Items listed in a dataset
################

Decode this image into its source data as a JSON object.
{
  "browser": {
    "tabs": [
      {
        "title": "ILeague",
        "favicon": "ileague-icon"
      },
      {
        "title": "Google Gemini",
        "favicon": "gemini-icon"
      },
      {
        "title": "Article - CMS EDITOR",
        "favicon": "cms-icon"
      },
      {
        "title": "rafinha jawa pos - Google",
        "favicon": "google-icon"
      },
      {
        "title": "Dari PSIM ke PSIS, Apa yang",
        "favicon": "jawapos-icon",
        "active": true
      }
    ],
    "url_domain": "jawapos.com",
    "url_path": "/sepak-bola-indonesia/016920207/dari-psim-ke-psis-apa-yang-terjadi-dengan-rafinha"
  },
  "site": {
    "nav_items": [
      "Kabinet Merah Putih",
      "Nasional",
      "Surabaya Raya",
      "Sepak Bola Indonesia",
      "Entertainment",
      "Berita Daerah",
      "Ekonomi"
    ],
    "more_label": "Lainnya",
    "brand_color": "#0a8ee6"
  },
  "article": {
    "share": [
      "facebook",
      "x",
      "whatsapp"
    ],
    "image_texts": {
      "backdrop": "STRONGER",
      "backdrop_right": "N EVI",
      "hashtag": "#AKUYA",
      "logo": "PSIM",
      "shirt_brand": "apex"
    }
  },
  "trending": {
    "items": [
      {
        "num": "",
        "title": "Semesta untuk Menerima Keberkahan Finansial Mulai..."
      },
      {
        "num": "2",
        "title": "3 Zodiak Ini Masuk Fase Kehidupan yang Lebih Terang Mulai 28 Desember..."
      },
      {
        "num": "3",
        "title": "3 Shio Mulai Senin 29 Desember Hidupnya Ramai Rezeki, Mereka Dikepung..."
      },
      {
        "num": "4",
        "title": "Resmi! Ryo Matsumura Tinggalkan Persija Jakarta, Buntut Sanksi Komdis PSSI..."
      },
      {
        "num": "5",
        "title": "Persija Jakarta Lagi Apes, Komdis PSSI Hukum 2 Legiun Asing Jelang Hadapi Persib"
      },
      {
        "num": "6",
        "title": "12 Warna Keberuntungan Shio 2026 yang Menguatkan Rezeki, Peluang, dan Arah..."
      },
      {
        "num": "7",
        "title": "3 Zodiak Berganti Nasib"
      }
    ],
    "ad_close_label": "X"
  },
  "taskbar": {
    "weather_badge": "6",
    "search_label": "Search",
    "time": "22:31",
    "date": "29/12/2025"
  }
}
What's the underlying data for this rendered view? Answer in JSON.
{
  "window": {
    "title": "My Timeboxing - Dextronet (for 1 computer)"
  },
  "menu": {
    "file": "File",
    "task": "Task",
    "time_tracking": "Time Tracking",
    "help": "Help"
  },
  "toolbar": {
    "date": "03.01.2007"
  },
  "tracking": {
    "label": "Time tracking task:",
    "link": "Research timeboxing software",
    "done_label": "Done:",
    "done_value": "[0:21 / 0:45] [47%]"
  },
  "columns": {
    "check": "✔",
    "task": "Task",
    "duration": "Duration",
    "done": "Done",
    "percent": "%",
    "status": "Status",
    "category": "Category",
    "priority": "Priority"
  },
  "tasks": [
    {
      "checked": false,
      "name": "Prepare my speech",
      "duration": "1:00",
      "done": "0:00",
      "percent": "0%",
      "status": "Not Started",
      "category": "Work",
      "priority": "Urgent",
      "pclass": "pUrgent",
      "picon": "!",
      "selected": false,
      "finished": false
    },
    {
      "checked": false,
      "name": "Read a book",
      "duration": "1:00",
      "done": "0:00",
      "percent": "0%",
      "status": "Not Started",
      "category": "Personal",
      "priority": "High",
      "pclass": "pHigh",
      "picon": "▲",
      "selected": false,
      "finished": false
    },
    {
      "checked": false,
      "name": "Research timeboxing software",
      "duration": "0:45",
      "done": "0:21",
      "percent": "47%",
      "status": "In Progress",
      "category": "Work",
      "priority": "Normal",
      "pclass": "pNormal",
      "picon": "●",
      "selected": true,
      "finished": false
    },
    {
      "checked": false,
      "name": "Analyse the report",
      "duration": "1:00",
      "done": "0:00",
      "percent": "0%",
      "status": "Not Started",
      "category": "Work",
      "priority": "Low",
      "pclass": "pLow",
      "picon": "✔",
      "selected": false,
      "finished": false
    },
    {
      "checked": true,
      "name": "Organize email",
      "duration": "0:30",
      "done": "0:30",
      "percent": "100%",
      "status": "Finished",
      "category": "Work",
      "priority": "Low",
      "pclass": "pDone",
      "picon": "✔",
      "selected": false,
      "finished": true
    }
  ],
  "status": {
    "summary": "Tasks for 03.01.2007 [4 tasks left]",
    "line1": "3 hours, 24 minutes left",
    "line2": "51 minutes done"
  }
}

################

• _SET EXERCISE_
Restate every line of the data word for word.

• _CORRECT RESULT_
Decode this image into its source data as a JSON object.
{
  "browser": {
    "tabs": [
      {
        "title": "ILeague",
        "favicon": "ileague-icon"
      },
      {
        "title": "Google Gemini",
        "favicon": "gemini-icon"
      },
      {
        "title": "Article - CMS EDITOR",
        "favicon": "cms-icon"
      },
      {
        "title": "rafinha jawa pos - Google",
        "favicon": "google-icon"
      },
      {
        "title": "Dari PSIM ke PSIS, Apa yang",
        "favicon": "jawapos-icon",
        "active": true
      }
    ],
    "url_domain": "jawapos.com",
    "url_path": "/sepak-bola-indonesia/016920207/dari-psim-ke-psis-apa-yang-terjadi-dengan-rafinha"
  },
  "site": {
    "nav_items": [
      "Kabinet Merah Putih",
      "Nasional",
      "Surabaya Raya",
      "Sepak Bola Indonesia",
      "Entertainment",
      "Berita Daerah",
      "Ekonomi"
    ],
    "more_label": "Lainnya",
    "brand_color": "#0a8ee6"
  },
  "article": {
    "share": [
      "facebook",
      "x",
      "whatsapp"
    ],
    "image_texts": {
      "backdrop": "STRONGER",
      "backdrop_right": "N EVI",
      "hashtag": "#AKUYA",
      "logo": "PSIM",
      "shirt_brand": "apex"
    }
  },
  "trending": {
    "items": [
      {
        "num": "",
        "title": "Semesta untuk Menerima Keberkahan Finansial Mulai..."
      },
      {
        "num": "2",
        "title": "3 Zodiak Ini Masuk Fase Kehidupan yang Lebih Terang Mulai 28 Desember..."
      },
      {
        "num": "3",
        "title": "3 Shio Mulai Senin 29 Desember Hidupnya Ramai Rezeki, Mereka Dikepung..."
      },
      {
        "num": "4",
        "title": "Resmi! Ryo Matsumura Tinggalkan Persija Jakarta, Buntut Sanksi Komdis PSSI..."
      },
      {
        "num": "5",
        "title": "Persija Jakarta Lagi Apes, Komdis PSSI Hukum 2 Legiun Asing Jelang Hadapi Persib"
      },
      {
        "num": "6",
        "title": "12 Warna Keberuntungan Shio 2026 yang Menguatkan Rezeki, Peluang, dan Arah..."
      },
      {
        "num": "7",
        "title": "3 Zodiak Berganti Nasib"
      }
    ],
    "ad_close_label": "X"
  },
  "taskbar": {
    "weather_badge": "6",
    "search_label": "Search",
    "time": "22:31",
    "date": "29/12/2025"
  }
}
What's the underlying data for this rendered view? Answer in JSON.
{
  "window": {
    "title": "My Timeboxing - Dextronet (for 1 computer)"
  },
  "menu": {
    "file": "File",
    "task": "Task",
    "time_tracking": "Time Tracking",
    "help": "Help"
  },
  "toolbar": {
    "date": "03.01.2007"
  },
  "tracking": {
    "label": "Time tracking task:",
    "link": "Research timeboxing software",
    "done_label": "Done:",
    "done_value": "[0:21 / 0:45] [47%]"
  },
  "columns": {
    "check": "✔",
    "task": "Task",
    "duration": "Duration",
    "done": "Done",
    "percent": "%",
    "status": "Status",
    "category": "Category",
    "priority": "Priority"
  },
  "tasks": [
    {
      "checked": false,
      "name": "Prepare my speech",
      "duration": "1:00",
      "done": "0:00",
      "percent": "0%",
      "status": "Not Started",
      "category": "Work",
      "priority": "Urgent",
      "pclass": "pUrgent",
      "picon": "!",
      "selected": false,
      "finished": false
    },
    {
      "checked": false,
      "name": "Read a book",
      "duration": "1:00",
      "done": "0:00",
      "percent": "0%",
      "status": "Not Started",
      "category": "Personal",
      "priority": "High",
      "pclass": "pHigh",
      "picon": "▲",
      "selected": false,
      "finished": false
    },
    {
      "checked": false,
      "name": "Research timeboxing software",
      "duration": "0:45",
      "done": "0:21",
      "percent": "47%",
      "status": "In Progress",
      "category": "Work",
      "priority": "Normal",
      "pclass": "pNormal",
      "picon": "●",
      "selected": true,
      "finished": false
    },
    {
      "checked": false,
      "name": "Analyse the report",
      "duration": "1:00",
      "done": "0:00",
      "percent": "0%",
      "status": "Not Started",
      "category": "Work",
      "priority": "Low",
      "pclass": "pLow",
      "picon": "✔",
      "selected": false,
      "finished": false
    },
    {
      "checked": true,
      "name": "Organize email",
      "duration": "0:30",
      "done": "0:30",
      "percent": "100%",
      "status": "Finished",
      "category": "Work",
      "priority": "Low",
      "pclass": "pDone",
      "picon": "✔",
      "selected": false,
      "finished": true
    }
  ],
  "status": {
    "summary": "Tasks for 03.01.2007 [4 tasks left]",
    "line1": "3 hours, 24 minutes left",
    "line2": "51 minutes done"
  }
}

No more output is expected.